- **Exercise description**: Here are some entries; quote each one exactly.

## BEGIN

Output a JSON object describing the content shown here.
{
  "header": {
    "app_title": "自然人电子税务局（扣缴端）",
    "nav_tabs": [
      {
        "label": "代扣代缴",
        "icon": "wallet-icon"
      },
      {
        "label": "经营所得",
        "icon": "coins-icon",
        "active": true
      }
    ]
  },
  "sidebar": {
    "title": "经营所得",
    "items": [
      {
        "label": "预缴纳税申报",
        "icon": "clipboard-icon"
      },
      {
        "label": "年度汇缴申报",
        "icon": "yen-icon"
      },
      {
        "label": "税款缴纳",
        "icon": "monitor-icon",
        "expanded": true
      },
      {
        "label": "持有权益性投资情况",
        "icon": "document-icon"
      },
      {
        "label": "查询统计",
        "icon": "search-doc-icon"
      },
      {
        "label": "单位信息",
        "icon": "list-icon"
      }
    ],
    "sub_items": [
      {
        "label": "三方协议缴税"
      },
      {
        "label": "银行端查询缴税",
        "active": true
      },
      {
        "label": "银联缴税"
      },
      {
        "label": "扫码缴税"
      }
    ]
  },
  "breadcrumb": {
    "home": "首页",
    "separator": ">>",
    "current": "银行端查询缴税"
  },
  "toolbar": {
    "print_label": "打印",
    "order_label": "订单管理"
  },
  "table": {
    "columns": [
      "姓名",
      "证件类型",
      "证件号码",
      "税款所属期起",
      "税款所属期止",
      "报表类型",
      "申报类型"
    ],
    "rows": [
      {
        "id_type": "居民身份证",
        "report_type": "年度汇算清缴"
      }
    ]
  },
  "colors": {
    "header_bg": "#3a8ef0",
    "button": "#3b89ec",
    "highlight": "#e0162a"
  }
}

## END

- **Answer to this problem**:
Output a JSON object describing the content shown here.
{
  "header": {
    "app_title": "自然人电子税务局（扣缴端）",
    "nav_tabs": [
      {
        "label": "代扣代缴",
        "icon": "wallet-icon"
      },
      {
        "label": "经营所得",
        "icon": "coins-icon",
        "active": true
      }
    ]
  },
  "sidebar": {
    "title": "经营所得",
    "items": [
      {
        "label": "预缴纳税申报",
        "icon": "clipboard-icon"
      },
      {
        "label": "年度汇缴申报",
        "icon": "yen-icon"
      },
      {
        "label": "税款缴纳",
        "icon": "monitor-icon",
        "expanded": true
      },
      {
        "label": "持有权益性投资情况",
        "icon": "document-icon"
      },
      {
        "label": "查询统计",
        "icon": "search-doc-icon"
      },
      {
        "label": "单位信息",
        "icon": "list-icon"
      }
    ],
    "sub_items": [
      {
        "label": "三方协议缴税"
      },
      {
        "label": "银行端查询缴税",
        "active": true
      },
      {
        "label": "银联缴税"
      },
      {
        "label": "扫码缴税"
      }
    ]
  },
  "breadcrumb": {
    "home": "首页",
    "separator": ">>",
    "current": "银行端查询缴税"
  },
  "toolbar": {
    "print_label": "打印",
    "order_label": "订单管理"
  },
  "table": {
    "columns": [
      "姓名",
      "证件类型",
      "证件号码",
      "税款所属期起",
      "税款所属期止",
      "报表类型",
      "申报类型"
    ],
    "rows": [
      {
        "id_type": "居民身份证",
        "report_type": "年度汇算清缴"
      }
    ]
  },
  "colors": {
    "header_bg": "#3a8ef0",
    "button": "#3b89ec",
    "highlight": "#e0162a"
  }
}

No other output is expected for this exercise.